--- DIRECTIONS FOR THIS TASK ---
Find how many lines in the material contain "name"; your answer should be that number alone.

(Extracted records)
________________________

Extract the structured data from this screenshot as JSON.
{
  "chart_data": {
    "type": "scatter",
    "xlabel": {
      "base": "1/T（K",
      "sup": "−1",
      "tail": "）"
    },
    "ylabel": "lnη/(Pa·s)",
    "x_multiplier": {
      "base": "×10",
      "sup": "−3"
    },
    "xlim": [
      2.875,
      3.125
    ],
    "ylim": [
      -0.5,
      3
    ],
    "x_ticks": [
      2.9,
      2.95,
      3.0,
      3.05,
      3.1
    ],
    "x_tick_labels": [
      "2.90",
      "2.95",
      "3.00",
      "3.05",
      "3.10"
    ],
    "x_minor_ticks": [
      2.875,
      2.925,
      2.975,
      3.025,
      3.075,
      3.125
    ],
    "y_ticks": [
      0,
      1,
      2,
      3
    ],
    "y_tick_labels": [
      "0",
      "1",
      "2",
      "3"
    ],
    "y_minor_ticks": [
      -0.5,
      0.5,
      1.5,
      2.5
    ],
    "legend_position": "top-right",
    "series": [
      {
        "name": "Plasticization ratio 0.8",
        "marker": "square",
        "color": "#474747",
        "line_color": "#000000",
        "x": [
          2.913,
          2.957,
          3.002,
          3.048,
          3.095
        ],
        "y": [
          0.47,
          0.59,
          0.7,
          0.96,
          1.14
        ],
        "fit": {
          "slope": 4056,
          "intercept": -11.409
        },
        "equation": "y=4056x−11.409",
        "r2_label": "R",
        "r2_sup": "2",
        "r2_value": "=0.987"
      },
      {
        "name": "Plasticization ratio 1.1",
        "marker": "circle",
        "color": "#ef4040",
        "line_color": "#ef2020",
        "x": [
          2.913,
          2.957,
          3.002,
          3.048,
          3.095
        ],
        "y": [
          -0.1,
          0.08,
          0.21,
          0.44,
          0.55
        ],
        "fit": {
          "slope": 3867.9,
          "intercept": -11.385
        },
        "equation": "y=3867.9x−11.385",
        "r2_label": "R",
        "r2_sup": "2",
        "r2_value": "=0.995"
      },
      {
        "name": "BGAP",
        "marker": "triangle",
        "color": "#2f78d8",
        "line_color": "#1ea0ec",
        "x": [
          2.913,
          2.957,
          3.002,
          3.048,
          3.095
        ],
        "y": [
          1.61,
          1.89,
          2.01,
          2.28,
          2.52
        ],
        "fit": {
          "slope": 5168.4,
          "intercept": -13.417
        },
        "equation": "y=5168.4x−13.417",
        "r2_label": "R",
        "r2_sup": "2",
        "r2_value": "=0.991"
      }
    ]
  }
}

________________________

--- RESPONSE ---
3